◆ **WHAT YOU SHOULD DO**:
Skip the pictures. Repeat everything else in the records word for word.

◆ **ITEMS**:
-*-*-

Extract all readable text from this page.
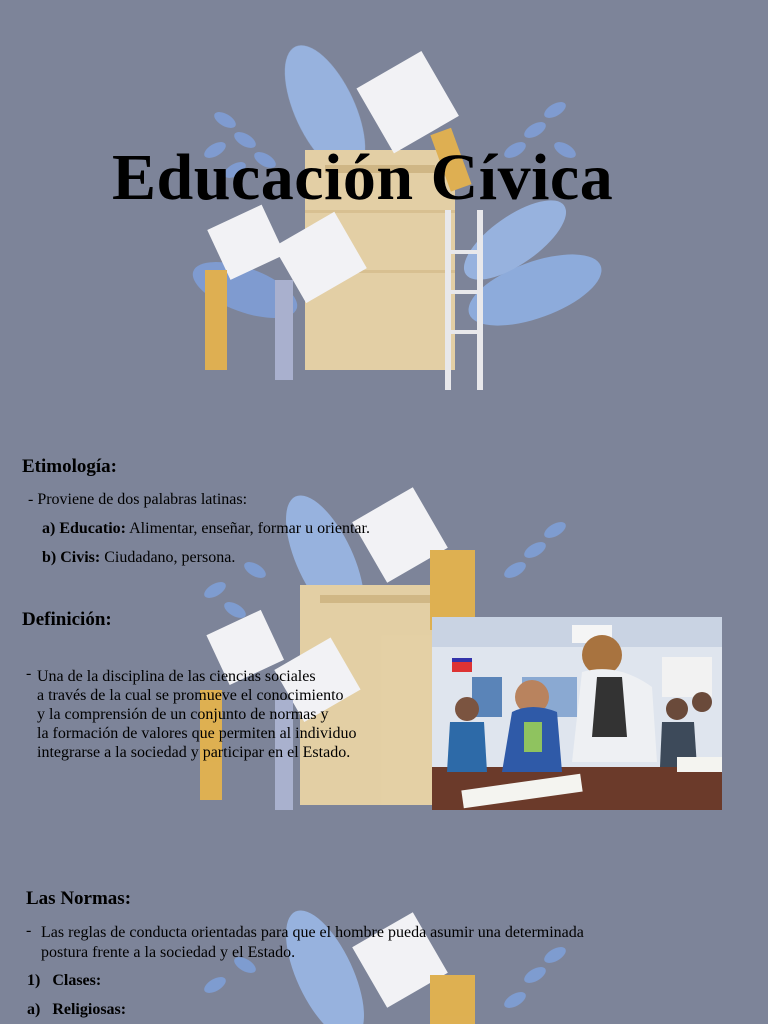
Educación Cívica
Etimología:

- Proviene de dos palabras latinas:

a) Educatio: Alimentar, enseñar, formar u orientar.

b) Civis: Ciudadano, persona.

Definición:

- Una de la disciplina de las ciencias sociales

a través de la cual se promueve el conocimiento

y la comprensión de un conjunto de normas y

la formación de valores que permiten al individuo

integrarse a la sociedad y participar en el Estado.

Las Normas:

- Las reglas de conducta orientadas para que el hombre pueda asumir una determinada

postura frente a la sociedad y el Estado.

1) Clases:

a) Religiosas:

-*-*-

◆ **OUTPUT FOR THIS EXERCISE**:
Extract all readable text from this page.
Educación Cívica
Etimología:

- Proviene de dos palabras latinas:

a) Educatio: Alimentar, enseñar, formar u orientar.

b) Civis: Ciudadano, persona.

Definición:

- Una de la disciplina de las ciencias sociales

a través de la cual se promueve el conocimiento

y la comprensión de un conjunto de normas y

la formación de valores que permiten al individuo

integrarse a la sociedad y participar en el Estado.

Las Normas:

- Las reglas de conducta orientadas para que el hombre pueda asumir una determinada

postura frente a la sociedad y el Estado.

1) Clases:

a) Religiosas:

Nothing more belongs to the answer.